Prompt:
Write out all of the entries exactly as given.

Entries taken from a collection:
━━━━

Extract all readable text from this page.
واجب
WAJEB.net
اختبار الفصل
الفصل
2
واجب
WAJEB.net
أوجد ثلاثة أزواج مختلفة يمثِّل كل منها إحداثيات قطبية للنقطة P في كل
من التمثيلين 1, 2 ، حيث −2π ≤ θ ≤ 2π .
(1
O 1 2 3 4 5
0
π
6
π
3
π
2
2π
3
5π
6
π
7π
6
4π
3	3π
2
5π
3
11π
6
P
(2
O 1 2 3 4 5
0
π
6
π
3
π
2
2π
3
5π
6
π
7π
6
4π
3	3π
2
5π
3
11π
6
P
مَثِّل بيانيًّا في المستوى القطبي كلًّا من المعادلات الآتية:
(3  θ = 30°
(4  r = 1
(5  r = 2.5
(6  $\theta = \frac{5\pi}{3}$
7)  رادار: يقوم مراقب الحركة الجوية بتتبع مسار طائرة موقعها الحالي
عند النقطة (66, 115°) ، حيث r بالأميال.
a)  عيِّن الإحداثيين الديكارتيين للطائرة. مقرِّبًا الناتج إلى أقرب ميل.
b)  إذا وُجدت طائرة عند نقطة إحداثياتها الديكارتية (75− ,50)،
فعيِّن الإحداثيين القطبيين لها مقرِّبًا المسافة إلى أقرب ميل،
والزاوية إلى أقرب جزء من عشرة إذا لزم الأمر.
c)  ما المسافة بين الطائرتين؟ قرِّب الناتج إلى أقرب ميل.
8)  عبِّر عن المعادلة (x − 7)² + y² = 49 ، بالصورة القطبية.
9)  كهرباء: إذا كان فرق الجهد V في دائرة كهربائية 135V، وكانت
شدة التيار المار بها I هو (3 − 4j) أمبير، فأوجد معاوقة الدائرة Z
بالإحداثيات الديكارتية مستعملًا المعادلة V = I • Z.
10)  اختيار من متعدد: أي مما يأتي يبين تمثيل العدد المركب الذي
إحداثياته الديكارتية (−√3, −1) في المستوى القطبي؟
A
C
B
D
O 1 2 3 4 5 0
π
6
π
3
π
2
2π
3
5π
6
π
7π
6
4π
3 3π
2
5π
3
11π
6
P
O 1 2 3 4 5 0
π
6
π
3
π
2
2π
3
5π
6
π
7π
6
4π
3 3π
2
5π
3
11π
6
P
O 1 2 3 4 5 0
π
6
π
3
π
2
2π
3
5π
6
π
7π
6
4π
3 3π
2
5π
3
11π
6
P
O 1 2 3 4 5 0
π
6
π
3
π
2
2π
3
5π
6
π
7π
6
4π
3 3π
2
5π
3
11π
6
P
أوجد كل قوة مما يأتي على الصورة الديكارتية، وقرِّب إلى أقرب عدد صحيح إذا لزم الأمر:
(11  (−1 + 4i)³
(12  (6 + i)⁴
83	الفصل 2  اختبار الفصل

━━━━

Reply to the task:
Extract all readable text from this page.
واجب
WAJEB.net
اختبار الفصل
الفصل
2
واجب
WAJEB.net
أوجد ثلاثة أزواج مختلفة يمثِّل كل منها إحداثيات قطبية للنقطة P في كل
من التمثيلين 1, 2 ، حيث −2π ≤ θ ≤ 2π .
(1
O 1 2 3 4 5
0
π
6
π
3
π
2
2π
3
5π
6
π
7π
6
4π
3	3π
2
5π
3
11π
6
P
(2
O 1 2 3 4 5
0
π
6
π
3
π
2
2π
3
5π
6
π
7π
6
4π
3	3π
2
5π
3
11π
6
P
مَثِّل بيانيًّا في المستوى القطبي كلًّا من المعادلات الآتية:
(3  θ = 30°
(4  r = 1
(5  r = 2.5
(6  $\theta = \frac{5\pi}{3}$
7)  رادار: يقوم مراقب الحركة الجوية بتتبع مسار طائرة موقعها الحالي
عند النقطة (66, 115°) ، حيث r بالأميال.
a)  عيِّن الإحداثيين الديكارتيين للطائرة. مقرِّبًا الناتج إلى أقرب ميل.
b)  إذا وُجدت طائرة عند نقطة إحداثياتها الديكارتية (75− ,50)،
فعيِّن الإحداثيين القطبيين لها مقرِّبًا المسافة إلى أقرب ميل،
والزاوية إلى أقرب جزء من عشرة إذا لزم الأمر.
c)  ما المسافة بين الطائرتين؟ قرِّب الناتج إلى أقرب ميل.
8)  عبِّر عن المعادلة (x − 7)² + y² = 49 ، بالصورة القطبية.
9)  كهرباء: إذا كان فرق الجهد V في دائرة كهربائية 135V، وكانت
شدة التيار المار بها I هو (3 − 4j) أمبير، فأوجد معاوقة الدائرة Z
بالإحداثيات الديكارتية مستعملًا المعادلة V = I • Z.
10)  اختيار من متعدد: أي مما يأتي يبين تمثيل العدد المركب الذي
إحداثياته الديكارتية (−√3, −1) في المستوى القطبي؟
A
C
B
D
O 1 2 3 4 5 0
π
6
π
3
π
2
2π
3
5π
6
π
7π
6
4π
3 3π
2
5π
3
11π
6
P
O 1 2 3 4 5 0
π
6
π
3
π
2
2π
3
5π
6
π
7π
6
4π
3 3π
2
5π
3
11π
6
P
O 1 2 3 4 5 0
π
6
π
3
π
2
2π
3
5π
6
π
7π
6
4π
3 3π
2
5π
3
11π
6
P
O 1 2 3 4 5 0
π
6
π
3
π
2
2π
3
5π
6
π
7π
6
4π
3 3π
2
5π
3
11π
6
P
أوجد كل قوة مما يأتي على الصورة الديكارتية، وقرِّب إلى أقرب عدد صحيح إذا لزم الأمر:
(11  (−1 + 4i)³
(12  (6 + i)⁴
83	الفصل 2  اختبار الفصل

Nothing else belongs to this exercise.